◆ **Given problem**
Find the string "Customer" and gather every line that holds it.

◆ **Raw data**
+++++

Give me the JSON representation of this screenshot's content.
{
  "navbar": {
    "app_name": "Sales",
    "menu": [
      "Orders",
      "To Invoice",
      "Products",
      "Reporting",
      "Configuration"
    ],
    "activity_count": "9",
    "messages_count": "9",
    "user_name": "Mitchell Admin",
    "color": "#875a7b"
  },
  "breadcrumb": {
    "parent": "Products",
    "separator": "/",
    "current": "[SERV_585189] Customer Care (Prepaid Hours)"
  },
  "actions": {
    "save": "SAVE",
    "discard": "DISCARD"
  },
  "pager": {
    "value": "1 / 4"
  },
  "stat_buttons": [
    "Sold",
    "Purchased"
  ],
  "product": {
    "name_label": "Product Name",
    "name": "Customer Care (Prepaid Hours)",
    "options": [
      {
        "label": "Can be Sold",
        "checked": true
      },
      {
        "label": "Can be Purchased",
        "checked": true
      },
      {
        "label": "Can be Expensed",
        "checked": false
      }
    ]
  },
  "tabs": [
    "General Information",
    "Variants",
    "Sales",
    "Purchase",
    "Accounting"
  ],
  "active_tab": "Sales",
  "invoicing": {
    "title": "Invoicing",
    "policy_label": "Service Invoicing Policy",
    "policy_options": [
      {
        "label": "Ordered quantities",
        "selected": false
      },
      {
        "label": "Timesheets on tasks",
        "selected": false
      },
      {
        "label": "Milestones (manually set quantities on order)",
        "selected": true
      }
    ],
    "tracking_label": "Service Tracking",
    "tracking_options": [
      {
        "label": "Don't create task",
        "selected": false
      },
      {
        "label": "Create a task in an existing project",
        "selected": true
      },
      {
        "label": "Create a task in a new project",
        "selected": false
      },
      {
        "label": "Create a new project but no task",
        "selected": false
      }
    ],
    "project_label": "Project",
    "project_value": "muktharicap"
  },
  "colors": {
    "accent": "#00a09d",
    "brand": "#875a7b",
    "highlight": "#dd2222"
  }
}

+++++

◆ **The result**
    "current": "[SERV_585189] Customer Care (Prepaid Hours)"
    "name": "Customer Care (Prepaid Hours)",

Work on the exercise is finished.